↓↓↓

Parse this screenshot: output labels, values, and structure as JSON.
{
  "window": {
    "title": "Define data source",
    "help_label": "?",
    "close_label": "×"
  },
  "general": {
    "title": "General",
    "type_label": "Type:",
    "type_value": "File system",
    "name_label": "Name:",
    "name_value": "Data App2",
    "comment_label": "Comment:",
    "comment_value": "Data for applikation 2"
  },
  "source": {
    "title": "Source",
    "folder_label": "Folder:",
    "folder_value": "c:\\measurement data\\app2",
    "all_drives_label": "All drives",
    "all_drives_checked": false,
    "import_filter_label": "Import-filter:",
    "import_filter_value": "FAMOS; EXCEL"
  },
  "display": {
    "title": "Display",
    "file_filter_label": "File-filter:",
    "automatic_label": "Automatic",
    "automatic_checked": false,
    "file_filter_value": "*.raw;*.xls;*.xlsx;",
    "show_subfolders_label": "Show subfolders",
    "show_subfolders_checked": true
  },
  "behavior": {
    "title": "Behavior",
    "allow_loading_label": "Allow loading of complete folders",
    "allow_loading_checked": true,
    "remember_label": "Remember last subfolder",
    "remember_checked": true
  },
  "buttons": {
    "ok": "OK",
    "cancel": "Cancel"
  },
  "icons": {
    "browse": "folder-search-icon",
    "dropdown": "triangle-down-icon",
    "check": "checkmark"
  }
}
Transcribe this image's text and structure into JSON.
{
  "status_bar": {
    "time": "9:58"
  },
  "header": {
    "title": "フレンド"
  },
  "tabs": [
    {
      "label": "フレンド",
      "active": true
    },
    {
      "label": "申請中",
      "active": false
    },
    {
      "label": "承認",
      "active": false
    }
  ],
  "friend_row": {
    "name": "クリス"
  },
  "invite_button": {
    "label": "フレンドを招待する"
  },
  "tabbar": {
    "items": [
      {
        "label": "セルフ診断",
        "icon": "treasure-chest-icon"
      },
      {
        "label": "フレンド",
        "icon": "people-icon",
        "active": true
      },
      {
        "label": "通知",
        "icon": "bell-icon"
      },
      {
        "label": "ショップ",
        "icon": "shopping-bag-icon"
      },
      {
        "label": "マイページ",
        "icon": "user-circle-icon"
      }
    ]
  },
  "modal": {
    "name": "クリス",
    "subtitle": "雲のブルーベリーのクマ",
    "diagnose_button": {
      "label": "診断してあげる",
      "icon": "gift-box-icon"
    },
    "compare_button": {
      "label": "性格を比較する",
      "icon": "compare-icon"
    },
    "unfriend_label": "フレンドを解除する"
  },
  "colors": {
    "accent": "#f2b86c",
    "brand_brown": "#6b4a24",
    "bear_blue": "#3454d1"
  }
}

↑↑↑
↓↓↓

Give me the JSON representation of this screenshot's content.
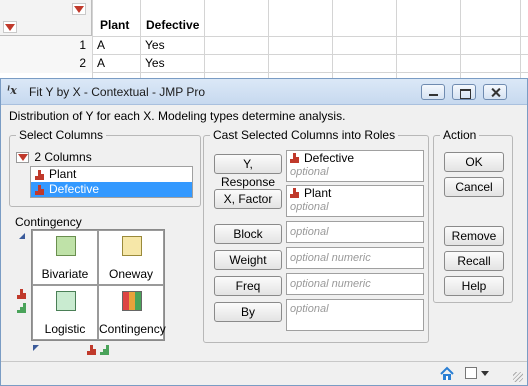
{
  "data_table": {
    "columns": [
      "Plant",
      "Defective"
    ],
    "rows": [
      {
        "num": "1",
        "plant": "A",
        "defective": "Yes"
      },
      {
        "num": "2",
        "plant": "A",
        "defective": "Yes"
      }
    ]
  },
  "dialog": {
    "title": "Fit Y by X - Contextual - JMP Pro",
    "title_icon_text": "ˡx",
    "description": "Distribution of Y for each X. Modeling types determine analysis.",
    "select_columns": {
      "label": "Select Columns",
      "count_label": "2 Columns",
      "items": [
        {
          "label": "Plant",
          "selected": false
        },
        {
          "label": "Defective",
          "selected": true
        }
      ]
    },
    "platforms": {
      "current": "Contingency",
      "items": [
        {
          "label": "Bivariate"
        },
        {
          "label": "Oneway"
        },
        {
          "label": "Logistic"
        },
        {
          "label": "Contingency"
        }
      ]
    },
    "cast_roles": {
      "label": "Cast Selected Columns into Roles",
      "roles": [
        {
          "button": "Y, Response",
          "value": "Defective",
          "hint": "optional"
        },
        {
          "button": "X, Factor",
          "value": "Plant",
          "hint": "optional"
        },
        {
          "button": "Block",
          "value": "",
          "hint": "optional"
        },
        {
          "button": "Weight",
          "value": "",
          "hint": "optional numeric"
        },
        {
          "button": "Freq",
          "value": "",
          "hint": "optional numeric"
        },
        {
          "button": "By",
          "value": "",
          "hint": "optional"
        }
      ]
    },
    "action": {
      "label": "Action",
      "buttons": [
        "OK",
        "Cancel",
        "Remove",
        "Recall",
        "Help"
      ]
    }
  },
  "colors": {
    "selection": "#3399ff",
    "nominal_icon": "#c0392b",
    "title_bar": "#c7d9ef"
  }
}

↑↑↑
↓↓↓

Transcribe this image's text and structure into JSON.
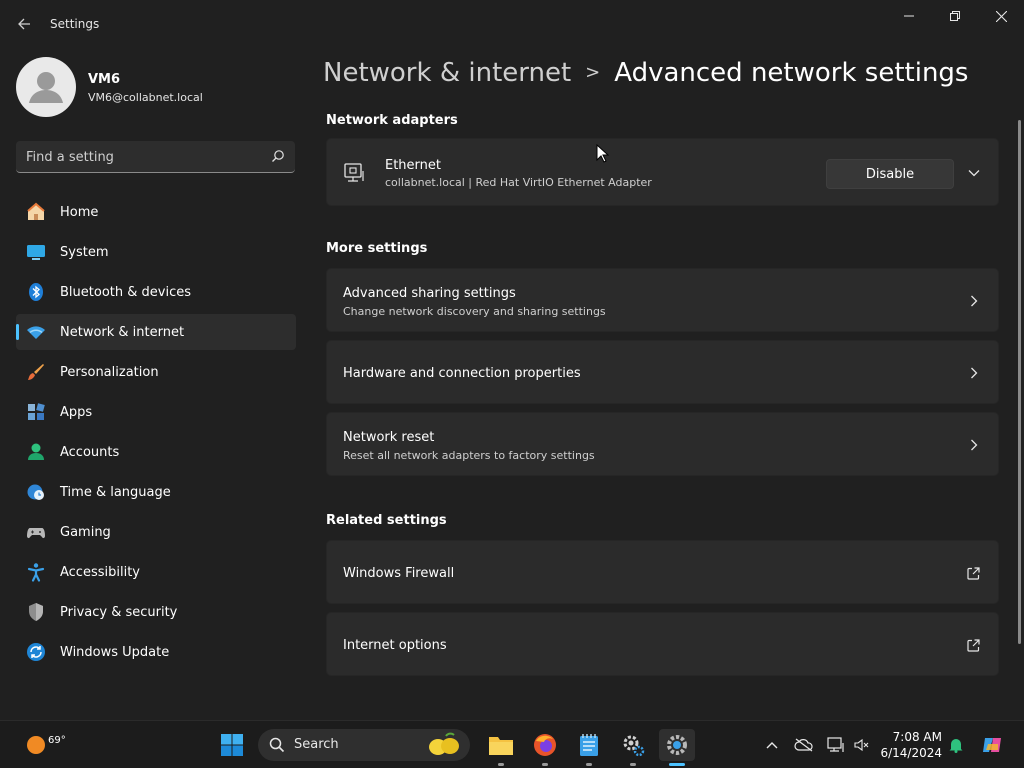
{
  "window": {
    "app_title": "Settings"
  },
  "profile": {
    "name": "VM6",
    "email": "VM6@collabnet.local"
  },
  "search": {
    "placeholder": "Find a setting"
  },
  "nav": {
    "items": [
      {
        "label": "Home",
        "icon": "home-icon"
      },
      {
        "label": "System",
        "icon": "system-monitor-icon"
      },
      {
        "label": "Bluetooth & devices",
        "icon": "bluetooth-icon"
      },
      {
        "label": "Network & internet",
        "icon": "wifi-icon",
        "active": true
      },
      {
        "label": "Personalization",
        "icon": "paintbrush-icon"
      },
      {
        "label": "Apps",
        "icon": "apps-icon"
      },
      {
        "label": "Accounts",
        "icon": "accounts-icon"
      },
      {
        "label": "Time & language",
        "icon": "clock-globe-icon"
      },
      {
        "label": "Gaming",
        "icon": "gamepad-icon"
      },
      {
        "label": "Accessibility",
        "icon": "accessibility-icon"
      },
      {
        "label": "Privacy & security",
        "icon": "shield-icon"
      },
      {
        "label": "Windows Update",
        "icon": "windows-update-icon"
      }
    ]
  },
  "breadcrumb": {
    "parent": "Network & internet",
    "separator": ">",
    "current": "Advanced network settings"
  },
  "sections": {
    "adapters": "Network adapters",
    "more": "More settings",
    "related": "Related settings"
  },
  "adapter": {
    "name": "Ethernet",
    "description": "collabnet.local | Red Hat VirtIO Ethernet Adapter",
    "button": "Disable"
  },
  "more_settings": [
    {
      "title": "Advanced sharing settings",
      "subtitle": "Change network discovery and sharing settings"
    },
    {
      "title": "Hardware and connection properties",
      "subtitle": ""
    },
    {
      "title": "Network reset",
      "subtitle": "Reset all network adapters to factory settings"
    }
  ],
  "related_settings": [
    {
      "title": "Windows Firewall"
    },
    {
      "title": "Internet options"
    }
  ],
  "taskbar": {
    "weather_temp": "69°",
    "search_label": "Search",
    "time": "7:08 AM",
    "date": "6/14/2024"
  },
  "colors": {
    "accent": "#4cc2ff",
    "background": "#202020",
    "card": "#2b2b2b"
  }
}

↑↑↑

■ **Goal**
In the records above, locate the lines holding the word "Advanced". Copy each of them.

■ **Worked solution**
    "current": "Advanced network settings"
      "title": "Advanced sharing settings",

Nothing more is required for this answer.